--- START OF ENTRIES ---

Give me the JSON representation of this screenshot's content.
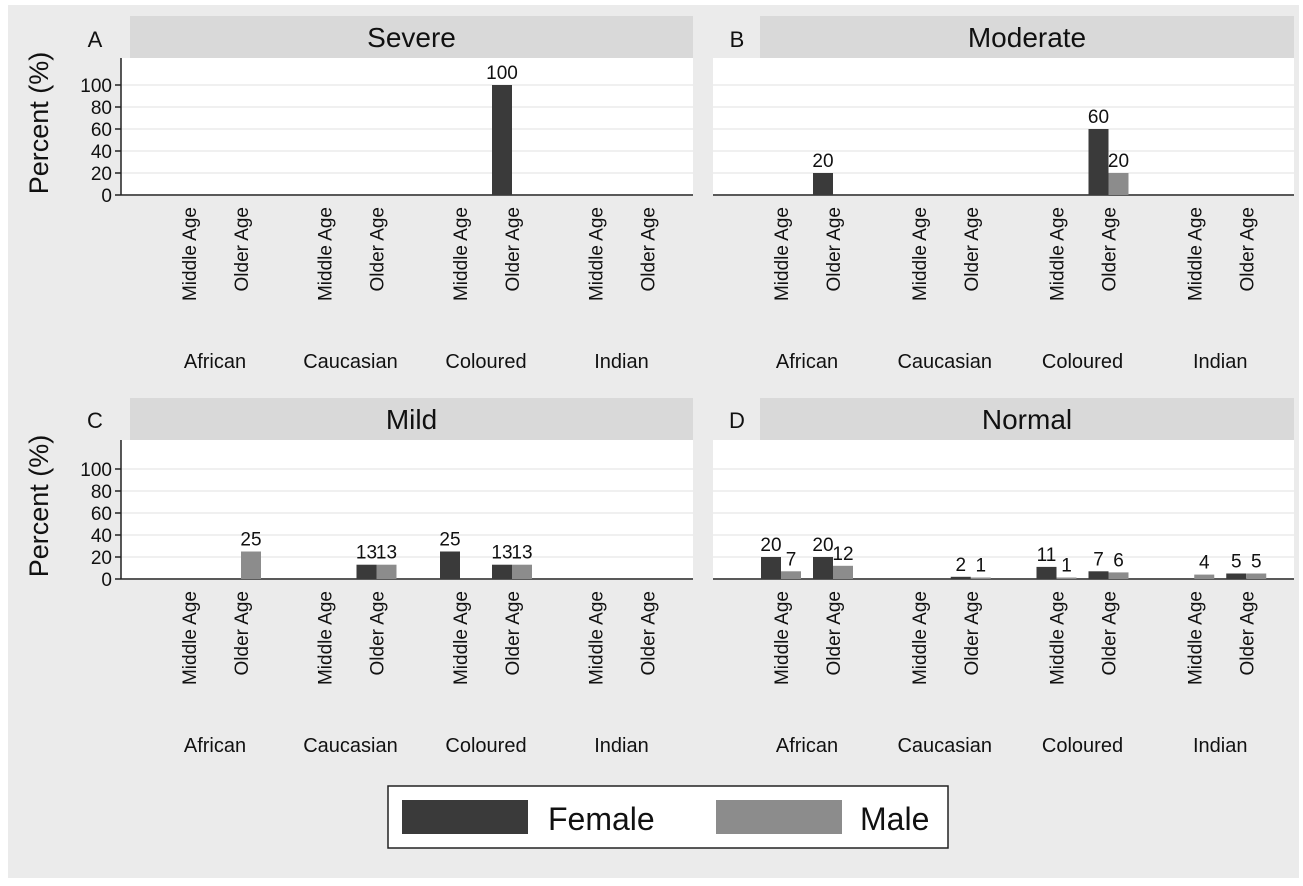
{
  "colors": {
    "figure_bg": "#ebebeb",
    "panel_header": "#d9d9d9",
    "plot_bg": "#ffffff",
    "grid": "#ebebeb",
    "female": "#3a3a3a",
    "male": "#8c8c8c",
    "text": "#111111"
  },
  "chart_data": [
    {
      "panel_letter": "A",
      "title": "Severe",
      "type": "bar",
      "ylabel": "Percent (%)",
      "yticks": [
        0,
        20,
        40,
        60,
        80,
        100
      ],
      "ylim": [
        0,
        125
      ],
      "grid": true,
      "groups": [
        "African",
        "Caucasian",
        "Coloured",
        "Indian"
      ],
      "categories": [
        "Middle Age",
        "Older Age"
      ],
      "series_names": [
        "Female",
        "Male"
      ],
      "bars": [
        {
          "group": "Coloured",
          "category": "Older Age",
          "series": "Female",
          "value": 100,
          "label": "100"
        }
      ]
    },
    {
      "panel_letter": "B",
      "title": "Moderate",
      "type": "bar",
      "ylabel": "",
      "yticks": [],
      "ylim": [
        0,
        125
      ],
      "grid": true,
      "groups": [
        "African",
        "Caucasian",
        "Coloured",
        "Indian"
      ],
      "categories": [
        "Middle Age",
        "Older Age"
      ],
      "series_names": [
        "Female",
        "Male"
      ],
      "bars": [
        {
          "group": "African",
          "category": "Older Age",
          "series": "Female",
          "value": 20,
          "label": "20"
        },
        {
          "group": "Coloured",
          "category": "Older Age",
          "series": "Female",
          "value": 60,
          "label": "60"
        },
        {
          "group": "Coloured",
          "category": "Older Age",
          "series": "Male",
          "value": 20,
          "label": "20"
        }
      ]
    },
    {
      "panel_letter": "C",
      "title": "Mild",
      "type": "bar",
      "ylabel": "Percent (%)",
      "yticks": [
        0,
        20,
        40,
        60,
        80,
        100
      ],
      "ylim": [
        0,
        125
      ],
      "grid": true,
      "groups": [
        "African",
        "Caucasian",
        "Coloured",
        "Indian"
      ],
      "categories": [
        "Middle Age",
        "Older Age"
      ],
      "series_names": [
        "Female",
        "Male"
      ],
      "bars": [
        {
          "group": "African",
          "category": "Older Age",
          "series": "Male",
          "value": 25,
          "label": "25"
        },
        {
          "group": "Caucasian",
          "category": "Older Age",
          "series": "Female",
          "value": 13,
          "label": "13"
        },
        {
          "group": "Caucasian",
          "category": "Older Age",
          "series": "Male",
          "value": 13,
          "label": "13"
        },
        {
          "group": "Coloured",
          "category": "Middle Age",
          "series": "Female",
          "value": 25,
          "label": "25"
        },
        {
          "group": "Coloured",
          "category": "Older Age",
          "series": "Female",
          "value": 13,
          "label": "13"
        },
        {
          "group": "Coloured",
          "category": "Older Age",
          "series": "Male",
          "value": 13,
          "label": "13"
        }
      ]
    },
    {
      "panel_letter": "D",
      "title": "Normal",
      "type": "bar",
      "ylabel": "",
      "yticks": [],
      "ylim": [
        0,
        125
      ],
      "grid": true,
      "groups": [
        "African",
        "Caucasian",
        "Coloured",
        "Indian"
      ],
      "categories": [
        "Middle Age",
        "Older Age"
      ],
      "series_names": [
        "Female",
        "Male"
      ],
      "bars": [
        {
          "group": "African",
          "category": "Middle Age",
          "series": "Female",
          "value": 20,
          "label": "20"
        },
        {
          "group": "African",
          "category": "Middle Age",
          "series": "Male",
          "value": 7,
          "label": "7"
        },
        {
          "group": "African",
          "category": "Older Age",
          "series": "Female",
          "value": 20,
          "label": "20"
        },
        {
          "group": "African",
          "category": "Older Age",
          "series": "Male",
          "value": 12,
          "label": "12"
        },
        {
          "group": "Caucasian",
          "category": "Older Age",
          "series": "Female",
          "value": 2,
          "label": "2"
        },
        {
          "group": "Caucasian",
          "category": "Older Age",
          "series": "Male",
          "value": 1,
          "label": "1"
        },
        {
          "group": "Coloured",
          "category": "Middle Age",
          "series": "Female",
          "value": 11,
          "label": "11"
        },
        {
          "group": "Coloured",
          "category": "Middle Age",
          "series": "Male",
          "value": 1,
          "label": "1"
        },
        {
          "group": "Coloured",
          "category": "Older Age",
          "series": "Female",
          "value": 7,
          "label": "7"
        },
        {
          "group": "Coloured",
          "category": "Older Age",
          "series": "Male",
          "value": 6,
          "label": "6"
        },
        {
          "group": "Indian",
          "category": "Middle Age",
          "series": "Male",
          "value": 4,
          "label": "4"
        },
        {
          "group": "Indian",
          "category": "Older Age",
          "series": "Female",
          "value": 5,
          "label": "5"
        },
        {
          "group": "Indian",
          "category": "Older Age",
          "series": "Male",
          "value": 5,
          "label": "5"
        }
      ]
    }
  ],
  "legend": {
    "placement": "bottom-center",
    "entries": [
      {
        "name": "Female",
        "color_key": "female"
      },
      {
        "name": "Male",
        "color_key": "male"
      }
    ]
  }
}
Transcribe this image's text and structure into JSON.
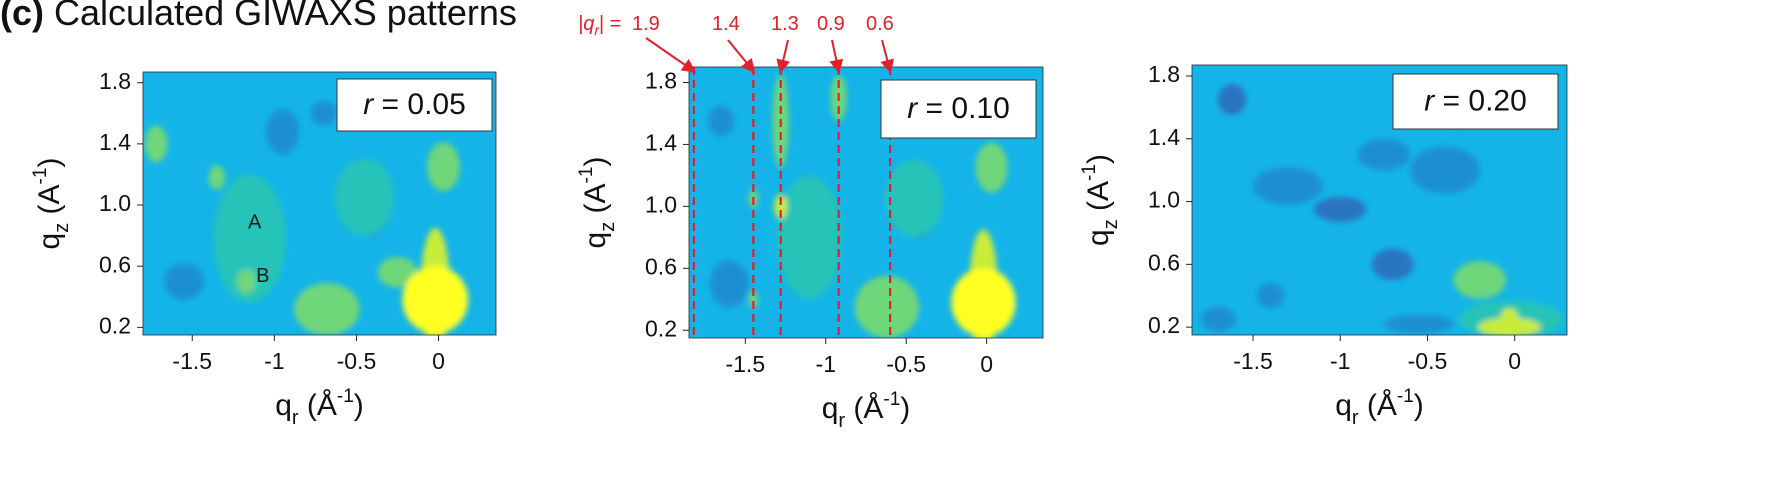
{
  "figure": {
    "panel_letter": "(c)",
    "title": "Calculated GIWAXS patterns"
  },
  "annotation": {
    "prefix_labels": [
      "|q",
      "r",
      "| = "
    ],
    "values": [
      "1.9",
      "1.4",
      "1.3",
      "0.9",
      "0.6"
    ],
    "color": "#e0202a"
  },
  "colors": {
    "background_level": "#14b4e8",
    "low_level": "#1d8fd2",
    "lower_level": "#2a74bf",
    "mid_level": "#27c3b8",
    "green_level": "#6fd67a",
    "high_level": "#c9ec3a",
    "peak_level": "#ffff22"
  },
  "chart_data": [
    {
      "type": "heatmap",
      "id": "r005",
      "annotation_text": [
        "r",
        " = 0.05"
      ],
      "xlabel_parts": [
        "q",
        "r",
        " (Å",
        "-1",
        ")"
      ],
      "ylabel_parts": [
        "q",
        "z",
        " (A",
        "-1",
        ")"
      ],
      "xlim": [
        -1.8,
        0.35
      ],
      "ylim": [
        0.15,
        1.87
      ],
      "xticks": [
        -1.5,
        -1,
        -0.5,
        0
      ],
      "xtick_labels": [
        "-1.5",
        "-1",
        "-0.5",
        "0"
      ],
      "yticks": [
        0.2,
        0.6,
        1.0,
        1.4,
        1.8
      ],
      "ytick_labels": [
        "0.2",
        "0.6",
        "1.0",
        "1.4",
        "1.8"
      ],
      "point_labels": [
        {
          "text": "A",
          "x": -1.12,
          "y": 0.88
        },
        {
          "text": "B",
          "x": -1.07,
          "y": 0.53
        }
      ],
      "features": [
        {
          "x": -0.02,
          "y": 0.38,
          "rx": 0.2,
          "ry": 0.22,
          "level": "peak"
        },
        {
          "x": -0.02,
          "y": 0.45,
          "rx": 0.09,
          "ry": 0.4,
          "level": "high"
        },
        {
          "x": 0.03,
          "y": 1.25,
          "rx": 0.1,
          "ry": 0.16,
          "level": "green"
        },
        {
          "x": -0.68,
          "y": 0.32,
          "rx": 0.2,
          "ry": 0.17,
          "level": "green"
        },
        {
          "x": -0.25,
          "y": 0.56,
          "rx": 0.12,
          "ry": 0.1,
          "level": "green"
        },
        {
          "x": -1.17,
          "y": 0.5,
          "rx": 0.06,
          "ry": 0.08,
          "level": "green"
        },
        {
          "x": -1.72,
          "y": 1.4,
          "rx": 0.07,
          "ry": 0.12,
          "level": "green"
        },
        {
          "x": -1.35,
          "y": 1.18,
          "rx": 0.05,
          "ry": 0.08,
          "level": "green"
        },
        {
          "x": -1.15,
          "y": 0.78,
          "rx": 0.22,
          "ry": 0.42,
          "level": "mid"
        },
        {
          "x": -0.45,
          "y": 1.05,
          "rx": 0.18,
          "ry": 0.25,
          "level": "mid"
        },
        {
          "x": -0.95,
          "y": 1.48,
          "rx": 0.1,
          "ry": 0.15,
          "level": "low"
        },
        {
          "x": -0.42,
          "y": 0.95,
          "rx": 0.1,
          "ry": 0.16,
          "level": "low"
        },
        {
          "x": -1.55,
          "y": 0.5,
          "rx": 0.12,
          "ry": 0.12,
          "level": "low"
        },
        {
          "x": -0.7,
          "y": 1.6,
          "rx": 0.08,
          "ry": 0.08,
          "level": "low"
        }
      ]
    },
    {
      "type": "heatmap",
      "id": "r010",
      "annotation_text": [
        "r",
        " = 0.10"
      ],
      "xlabel_parts": [
        "q",
        "r",
        " (Å",
        "-1",
        ")"
      ],
      "ylabel_parts": [
        "q",
        "z",
        " (A",
        "-1",
        ")"
      ],
      "xlim": [
        -1.85,
        0.35
      ],
      "ylim": [
        0.15,
        1.9
      ],
      "xticks": [
        -1.5,
        -1,
        -0.5,
        0
      ],
      "xtick_labels": [
        "-1.5",
        "-1",
        "-0.5",
        "0"
      ],
      "yticks": [
        0.2,
        0.6,
        1.0,
        1.4,
        1.8
      ],
      "ytick_labels": [
        "0.2",
        "0.6",
        "1.0",
        "1.4",
        "1.8"
      ],
      "dashed_lines_x": [
        -1.82,
        -1.45,
        -1.28,
        -0.92,
        -0.6
      ],
      "point_labels": [],
      "features": [
        {
          "x": -0.02,
          "y": 0.38,
          "rx": 0.2,
          "ry": 0.22,
          "level": "peak"
        },
        {
          "x": -0.02,
          "y": 0.45,
          "rx": 0.09,
          "ry": 0.4,
          "level": "high"
        },
        {
          "x": 0.03,
          "y": 1.25,
          "rx": 0.1,
          "ry": 0.16,
          "level": "green"
        },
        {
          "x": -0.62,
          "y": 0.35,
          "rx": 0.2,
          "ry": 0.2,
          "level": "green"
        },
        {
          "x": -1.28,
          "y": 1.0,
          "rx": 0.04,
          "ry": 0.08,
          "level": "high"
        },
        {
          "x": -1.45,
          "y": 1.05,
          "rx": 0.03,
          "ry": 0.06,
          "level": "green"
        },
        {
          "x": -1.28,
          "y": 1.55,
          "rx": 0.05,
          "ry": 0.3,
          "level": "green"
        },
        {
          "x": -0.92,
          "y": 1.7,
          "rx": 0.05,
          "ry": 0.15,
          "level": "green"
        },
        {
          "x": -1.45,
          "y": 0.4,
          "rx": 0.03,
          "ry": 0.05,
          "level": "green"
        },
        {
          "x": -1.1,
          "y": 0.8,
          "rx": 0.2,
          "ry": 0.4,
          "level": "mid"
        },
        {
          "x": -0.45,
          "y": 1.05,
          "rx": 0.18,
          "ry": 0.25,
          "level": "mid"
        },
        {
          "x": -1.6,
          "y": 0.5,
          "rx": 0.12,
          "ry": 0.15,
          "level": "low"
        },
        {
          "x": -0.42,
          "y": 0.95,
          "rx": 0.1,
          "ry": 0.16,
          "level": "low"
        },
        {
          "x": -1.65,
          "y": 1.55,
          "rx": 0.08,
          "ry": 0.1,
          "level": "low"
        }
      ]
    },
    {
      "type": "heatmap",
      "id": "r020",
      "annotation_text": [
        "r",
        " = 0.20"
      ],
      "xlabel_parts": [
        "q",
        "r",
        " (Å",
        "-1",
        ")"
      ],
      "ylabel_parts": [
        "q",
        "z",
        " (A",
        "-1",
        ")"
      ],
      "xlim": [
        -1.85,
        0.3
      ],
      "ylim": [
        0.15,
        1.87
      ],
      "xticks": [
        -1.5,
        -1,
        -0.5,
        0
      ],
      "xtick_labels": [
        "-1.5",
        "-1",
        "-0.5",
        "0"
      ],
      "yticks": [
        0.2,
        0.6,
        1.0,
        1.4,
        1.8
      ],
      "ytick_labels": [
        "0.2",
        "0.6",
        "1.0",
        "1.4",
        "1.8"
      ],
      "point_labels": [],
      "features": [
        {
          "x": -0.03,
          "y": 0.2,
          "rx": 0.18,
          "ry": 0.06,
          "level": "high"
        },
        {
          "x": -0.03,
          "y": 0.27,
          "rx": 0.05,
          "ry": 0.05,
          "level": "high"
        },
        {
          "x": -0.2,
          "y": 0.5,
          "rx": 0.15,
          "ry": 0.12,
          "level": "green"
        },
        {
          "x": -0.02,
          "y": 0.25,
          "rx": 0.3,
          "ry": 0.12,
          "level": "mid"
        },
        {
          "x": -1.62,
          "y": 1.65,
          "rx": 0.08,
          "ry": 0.1,
          "level": "lower"
        },
        {
          "x": -1.0,
          "y": 0.95,
          "rx": 0.15,
          "ry": 0.08,
          "level": "lower"
        },
        {
          "x": -0.7,
          "y": 0.6,
          "rx": 0.12,
          "ry": 0.1,
          "level": "lower"
        },
        {
          "x": -0.75,
          "y": 1.3,
          "rx": 0.15,
          "ry": 0.1,
          "level": "low"
        },
        {
          "x": -1.3,
          "y": 1.1,
          "rx": 0.2,
          "ry": 0.12,
          "level": "low"
        },
        {
          "x": -0.4,
          "y": 1.2,
          "rx": 0.2,
          "ry": 0.15,
          "level": "low"
        },
        {
          "x": -1.7,
          "y": 0.25,
          "rx": 0.1,
          "ry": 0.08,
          "level": "low"
        },
        {
          "x": -1.4,
          "y": 0.4,
          "rx": 0.08,
          "ry": 0.08,
          "level": "low"
        },
        {
          "x": -0.55,
          "y": 0.22,
          "rx": 0.2,
          "ry": 0.06,
          "level": "low"
        },
        {
          "x": -0.3,
          "y": 1.55,
          "rx": 0.08,
          "ry": 0.08,
          "level": "low"
        }
      ]
    }
  ]
}
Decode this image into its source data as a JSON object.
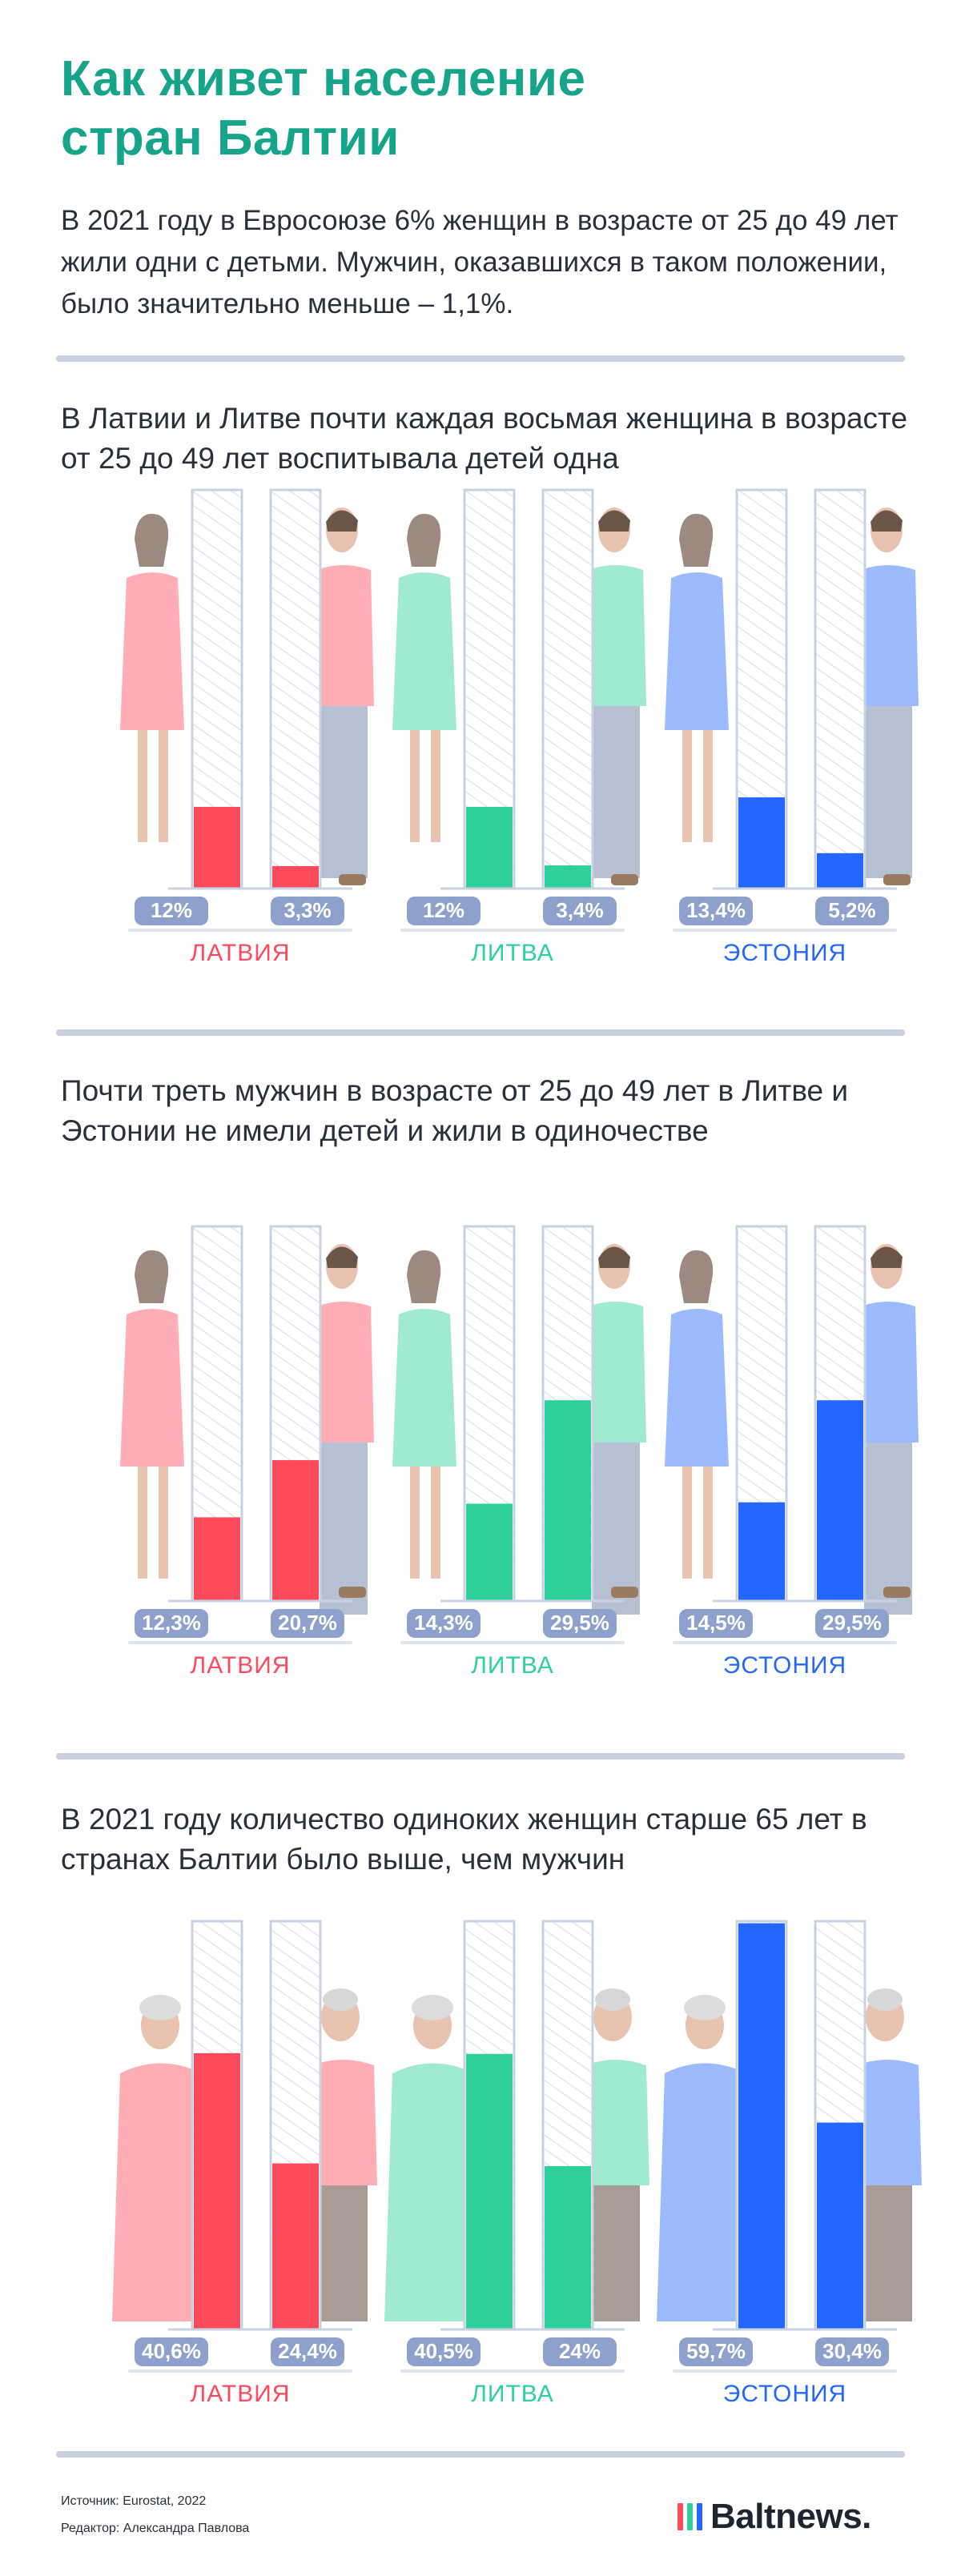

--- END OF ENTRIES ---

AIM OF THE EXERCISE. Return a copy of every line that includes the word "JSON".

CORRECT ANSWER.
Give me the JSON representation of this screenshot's content.
Transcribe this image's text and structure into JSON.
Decode this image into its source data as a JSON object.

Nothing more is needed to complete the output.